● **TASK BRIEF**
Scan the entries line by line and return those with "that".

● **DATA IN THIS EXERCISE**
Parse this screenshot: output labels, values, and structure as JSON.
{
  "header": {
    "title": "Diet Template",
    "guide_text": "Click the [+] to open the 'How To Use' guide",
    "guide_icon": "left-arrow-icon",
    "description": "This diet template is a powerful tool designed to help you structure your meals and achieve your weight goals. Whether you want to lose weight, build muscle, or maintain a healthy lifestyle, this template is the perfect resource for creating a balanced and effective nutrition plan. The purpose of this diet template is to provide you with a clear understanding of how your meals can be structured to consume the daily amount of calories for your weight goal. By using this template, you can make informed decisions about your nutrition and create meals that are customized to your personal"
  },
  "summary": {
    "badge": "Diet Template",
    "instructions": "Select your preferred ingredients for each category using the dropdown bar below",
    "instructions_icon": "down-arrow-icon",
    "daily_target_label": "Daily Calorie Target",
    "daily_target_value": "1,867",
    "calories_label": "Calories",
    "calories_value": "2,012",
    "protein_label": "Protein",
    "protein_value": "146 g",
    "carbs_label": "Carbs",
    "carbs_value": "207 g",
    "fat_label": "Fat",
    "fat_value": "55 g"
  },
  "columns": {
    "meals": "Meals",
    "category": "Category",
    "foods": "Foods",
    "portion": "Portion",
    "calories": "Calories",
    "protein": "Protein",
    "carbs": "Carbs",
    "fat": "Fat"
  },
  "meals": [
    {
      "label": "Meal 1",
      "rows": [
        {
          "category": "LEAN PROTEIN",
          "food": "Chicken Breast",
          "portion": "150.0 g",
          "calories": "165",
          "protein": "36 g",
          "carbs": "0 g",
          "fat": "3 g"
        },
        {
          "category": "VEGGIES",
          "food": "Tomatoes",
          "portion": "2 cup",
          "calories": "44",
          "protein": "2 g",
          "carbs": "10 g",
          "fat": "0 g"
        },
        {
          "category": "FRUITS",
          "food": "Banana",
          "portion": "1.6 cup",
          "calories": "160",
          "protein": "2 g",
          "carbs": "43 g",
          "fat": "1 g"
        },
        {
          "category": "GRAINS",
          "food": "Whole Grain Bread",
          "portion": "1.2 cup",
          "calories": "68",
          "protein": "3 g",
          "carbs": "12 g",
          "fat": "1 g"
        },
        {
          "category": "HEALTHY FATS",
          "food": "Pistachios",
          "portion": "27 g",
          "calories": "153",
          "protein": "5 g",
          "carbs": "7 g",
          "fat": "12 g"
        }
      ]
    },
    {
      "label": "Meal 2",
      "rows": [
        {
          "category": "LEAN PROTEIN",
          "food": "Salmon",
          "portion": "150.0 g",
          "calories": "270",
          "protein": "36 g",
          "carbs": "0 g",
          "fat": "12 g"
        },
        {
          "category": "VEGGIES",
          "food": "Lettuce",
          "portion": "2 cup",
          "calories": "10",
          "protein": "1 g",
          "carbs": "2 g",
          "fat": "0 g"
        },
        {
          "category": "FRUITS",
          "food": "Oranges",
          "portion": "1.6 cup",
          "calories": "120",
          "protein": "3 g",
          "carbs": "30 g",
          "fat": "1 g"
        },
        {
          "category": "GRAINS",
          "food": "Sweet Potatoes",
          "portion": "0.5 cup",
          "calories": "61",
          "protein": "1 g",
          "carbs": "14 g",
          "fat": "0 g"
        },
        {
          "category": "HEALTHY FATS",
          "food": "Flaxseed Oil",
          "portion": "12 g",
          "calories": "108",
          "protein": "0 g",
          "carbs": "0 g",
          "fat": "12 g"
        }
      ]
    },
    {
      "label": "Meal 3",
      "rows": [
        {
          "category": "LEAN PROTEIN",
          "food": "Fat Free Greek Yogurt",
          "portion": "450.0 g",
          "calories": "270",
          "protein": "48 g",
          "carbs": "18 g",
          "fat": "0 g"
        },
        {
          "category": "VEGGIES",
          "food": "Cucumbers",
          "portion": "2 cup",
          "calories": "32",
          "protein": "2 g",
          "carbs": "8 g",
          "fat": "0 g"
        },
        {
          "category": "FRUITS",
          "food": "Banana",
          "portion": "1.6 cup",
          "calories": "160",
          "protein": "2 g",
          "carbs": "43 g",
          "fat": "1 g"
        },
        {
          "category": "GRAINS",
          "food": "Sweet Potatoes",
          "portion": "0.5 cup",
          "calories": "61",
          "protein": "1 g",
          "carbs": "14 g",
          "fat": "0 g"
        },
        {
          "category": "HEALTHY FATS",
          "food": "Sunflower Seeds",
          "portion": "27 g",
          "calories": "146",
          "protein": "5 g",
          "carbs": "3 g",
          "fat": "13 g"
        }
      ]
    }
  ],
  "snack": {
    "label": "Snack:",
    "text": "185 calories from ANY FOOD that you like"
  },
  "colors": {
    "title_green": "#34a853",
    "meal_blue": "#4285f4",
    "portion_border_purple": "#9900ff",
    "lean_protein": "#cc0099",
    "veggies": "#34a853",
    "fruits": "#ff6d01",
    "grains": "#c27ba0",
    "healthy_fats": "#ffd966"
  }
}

● **REPLY TO THE TASK**
    "description": "This diet template is a powerful tool designed to help you structure your meals and achieve your weight goals. Whether you want to lose weight, build muscle, or maintain a healthy lifestyle, this template is the perfect resource for creating a balanced and effective nutrition plan. The purpose of this diet template is to provide you with a clear understanding of how your meals can be structured to consume the daily amount of calories for your weight goal. By using this template, you can make informed decisions about your nutrition and create meals that are customized to your personal"
    "text": "185 calories from ANY FOOD that you like"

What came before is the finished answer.